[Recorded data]
====================

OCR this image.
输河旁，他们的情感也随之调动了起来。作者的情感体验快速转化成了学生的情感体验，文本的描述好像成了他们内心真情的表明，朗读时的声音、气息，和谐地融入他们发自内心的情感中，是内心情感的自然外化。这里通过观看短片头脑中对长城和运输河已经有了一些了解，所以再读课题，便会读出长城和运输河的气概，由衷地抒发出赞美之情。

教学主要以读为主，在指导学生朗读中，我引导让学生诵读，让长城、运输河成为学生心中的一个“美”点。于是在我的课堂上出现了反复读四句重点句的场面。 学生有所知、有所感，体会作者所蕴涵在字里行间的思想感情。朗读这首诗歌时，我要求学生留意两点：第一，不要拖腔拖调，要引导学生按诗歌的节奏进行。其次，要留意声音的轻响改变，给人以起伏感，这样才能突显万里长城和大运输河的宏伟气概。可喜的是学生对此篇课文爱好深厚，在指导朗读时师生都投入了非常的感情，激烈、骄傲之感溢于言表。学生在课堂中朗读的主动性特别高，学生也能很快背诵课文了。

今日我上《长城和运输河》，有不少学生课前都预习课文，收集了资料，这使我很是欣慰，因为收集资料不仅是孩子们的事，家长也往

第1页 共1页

====================

Copy out each record from above, exactly.

• **THE REPLY**
OCR this image.
输河旁，他们的情感也随之调动了起来。作者的情感体验快速转化成了学生的情感体验，文本的描述好像成了他们内心真情的表明，朗读时的声音、气息，和谐地融入他们发自内心的情感中，是内心情感的自然外化。这里通过观看短片头脑中对长城和运输河已经有了一些了解，所以再读课题，便会读出长城和运输河的气概，由衷地抒发出赞美之情。

教学主要以读为主，在指导学生朗读中，我引导让学生诵读，让长城、运输河成为学生心中的一个“美”点。于是在我的课堂上出现了反复读四句重点句的场面。 学生有所知、有所感，体会作者所蕴涵在字里行间的思想感情。朗读这首诗歌时，我要求学生留意两点：第一，不要拖腔拖调，要引导学生按诗歌的节奏进行。其次，要留意声音的轻响改变，给人以起伏感，这样才能突显万里长城和大运输河的宏伟气概。可喜的是学生对此篇课文爱好深厚，在指导朗读时师生都投入了非常的感情，激烈、骄傲之感溢于言表。学生在课堂中朗读的主动性特别高，学生也能很快背诵课文了。

今日我上《长城和运输河》，有不少学生课前都预习课文，收集了资料，这使我很是欣慰，因为收集资料不仅是孩子们的事，家长也往

第1页 共1页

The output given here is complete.